RECORDS SUPPLIED >>
□ □ □ □
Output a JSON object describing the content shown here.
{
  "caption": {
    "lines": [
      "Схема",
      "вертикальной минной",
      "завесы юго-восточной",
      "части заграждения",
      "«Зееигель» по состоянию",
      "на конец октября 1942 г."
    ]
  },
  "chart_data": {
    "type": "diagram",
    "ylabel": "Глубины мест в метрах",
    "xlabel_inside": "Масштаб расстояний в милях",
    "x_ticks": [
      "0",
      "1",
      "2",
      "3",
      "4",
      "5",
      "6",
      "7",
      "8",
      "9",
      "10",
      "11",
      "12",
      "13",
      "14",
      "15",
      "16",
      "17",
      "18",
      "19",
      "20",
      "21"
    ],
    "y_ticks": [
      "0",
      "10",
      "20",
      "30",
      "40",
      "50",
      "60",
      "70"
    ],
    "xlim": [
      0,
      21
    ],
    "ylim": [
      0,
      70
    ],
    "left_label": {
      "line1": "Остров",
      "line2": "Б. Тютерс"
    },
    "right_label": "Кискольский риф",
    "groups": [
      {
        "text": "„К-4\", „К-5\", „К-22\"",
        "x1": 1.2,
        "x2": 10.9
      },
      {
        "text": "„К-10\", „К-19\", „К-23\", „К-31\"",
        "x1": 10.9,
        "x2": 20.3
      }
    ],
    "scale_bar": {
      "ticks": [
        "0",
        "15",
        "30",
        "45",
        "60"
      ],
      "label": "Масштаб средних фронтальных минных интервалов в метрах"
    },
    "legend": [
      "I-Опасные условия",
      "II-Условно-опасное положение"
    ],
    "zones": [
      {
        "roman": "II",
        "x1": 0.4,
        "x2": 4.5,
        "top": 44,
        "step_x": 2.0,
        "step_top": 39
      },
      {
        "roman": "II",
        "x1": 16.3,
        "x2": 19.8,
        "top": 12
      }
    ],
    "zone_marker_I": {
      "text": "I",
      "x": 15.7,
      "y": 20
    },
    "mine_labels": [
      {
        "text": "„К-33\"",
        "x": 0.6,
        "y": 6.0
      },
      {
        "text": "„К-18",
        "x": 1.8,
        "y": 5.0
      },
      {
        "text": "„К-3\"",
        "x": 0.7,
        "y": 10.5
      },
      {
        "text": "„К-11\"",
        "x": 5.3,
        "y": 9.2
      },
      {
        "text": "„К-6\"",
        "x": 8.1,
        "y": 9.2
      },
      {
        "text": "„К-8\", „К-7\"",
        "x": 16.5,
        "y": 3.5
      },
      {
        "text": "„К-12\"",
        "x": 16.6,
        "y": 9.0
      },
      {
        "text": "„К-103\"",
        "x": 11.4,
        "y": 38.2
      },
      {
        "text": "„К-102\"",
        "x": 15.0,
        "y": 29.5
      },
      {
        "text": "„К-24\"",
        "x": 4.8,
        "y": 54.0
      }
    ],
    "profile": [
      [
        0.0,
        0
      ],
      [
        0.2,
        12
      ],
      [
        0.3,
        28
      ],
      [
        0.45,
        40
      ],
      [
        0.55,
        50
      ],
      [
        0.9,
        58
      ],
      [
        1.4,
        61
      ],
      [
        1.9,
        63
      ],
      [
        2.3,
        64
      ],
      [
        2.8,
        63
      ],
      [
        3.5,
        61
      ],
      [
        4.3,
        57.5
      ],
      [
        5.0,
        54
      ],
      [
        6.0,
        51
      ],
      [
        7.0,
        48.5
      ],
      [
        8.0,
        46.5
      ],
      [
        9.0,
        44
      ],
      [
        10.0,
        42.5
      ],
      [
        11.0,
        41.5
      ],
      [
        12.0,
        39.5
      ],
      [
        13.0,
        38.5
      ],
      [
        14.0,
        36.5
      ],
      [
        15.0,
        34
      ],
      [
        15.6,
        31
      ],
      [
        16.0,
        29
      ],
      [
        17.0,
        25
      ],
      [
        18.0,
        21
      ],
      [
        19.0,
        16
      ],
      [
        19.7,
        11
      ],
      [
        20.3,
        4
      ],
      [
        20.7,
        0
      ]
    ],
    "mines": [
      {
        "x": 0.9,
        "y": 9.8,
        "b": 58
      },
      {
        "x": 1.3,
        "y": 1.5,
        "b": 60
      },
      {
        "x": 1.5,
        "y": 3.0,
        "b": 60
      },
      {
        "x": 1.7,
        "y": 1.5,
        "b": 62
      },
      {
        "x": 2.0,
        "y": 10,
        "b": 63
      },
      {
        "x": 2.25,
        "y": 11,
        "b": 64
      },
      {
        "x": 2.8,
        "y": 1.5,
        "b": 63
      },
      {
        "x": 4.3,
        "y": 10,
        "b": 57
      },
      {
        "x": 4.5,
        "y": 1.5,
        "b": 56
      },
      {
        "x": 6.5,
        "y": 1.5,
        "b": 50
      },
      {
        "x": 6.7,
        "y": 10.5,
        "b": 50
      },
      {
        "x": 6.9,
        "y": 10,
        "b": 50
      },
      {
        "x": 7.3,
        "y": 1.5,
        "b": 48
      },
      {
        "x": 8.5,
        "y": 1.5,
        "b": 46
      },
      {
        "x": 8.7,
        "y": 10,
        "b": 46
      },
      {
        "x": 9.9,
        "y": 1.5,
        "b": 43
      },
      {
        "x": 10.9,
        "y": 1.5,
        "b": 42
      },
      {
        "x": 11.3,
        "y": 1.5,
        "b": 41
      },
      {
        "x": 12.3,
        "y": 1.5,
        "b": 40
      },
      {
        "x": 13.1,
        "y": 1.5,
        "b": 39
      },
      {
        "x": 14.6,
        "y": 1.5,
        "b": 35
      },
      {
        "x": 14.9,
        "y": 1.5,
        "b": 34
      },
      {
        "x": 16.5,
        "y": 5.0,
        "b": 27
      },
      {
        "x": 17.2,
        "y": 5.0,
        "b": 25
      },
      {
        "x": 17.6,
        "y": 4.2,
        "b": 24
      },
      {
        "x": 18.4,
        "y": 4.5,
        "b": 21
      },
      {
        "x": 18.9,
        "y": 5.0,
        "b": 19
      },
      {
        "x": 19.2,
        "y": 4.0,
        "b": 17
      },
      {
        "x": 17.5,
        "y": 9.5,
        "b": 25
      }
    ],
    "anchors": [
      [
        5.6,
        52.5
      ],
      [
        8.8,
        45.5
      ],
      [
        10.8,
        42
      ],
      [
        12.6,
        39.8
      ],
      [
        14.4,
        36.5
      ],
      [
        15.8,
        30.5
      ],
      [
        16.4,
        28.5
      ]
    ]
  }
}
□ □ □ □
SHORT PROBLEM >>
Among the lines of the data, identify those with the word "Масштаб". Copy each of them.

FINAL ANSWER >>
    "xlabel_inside": "Масштаб расстояний в милях",
      "label": "Масштаб средних фронтальных минных интервалов в метрах"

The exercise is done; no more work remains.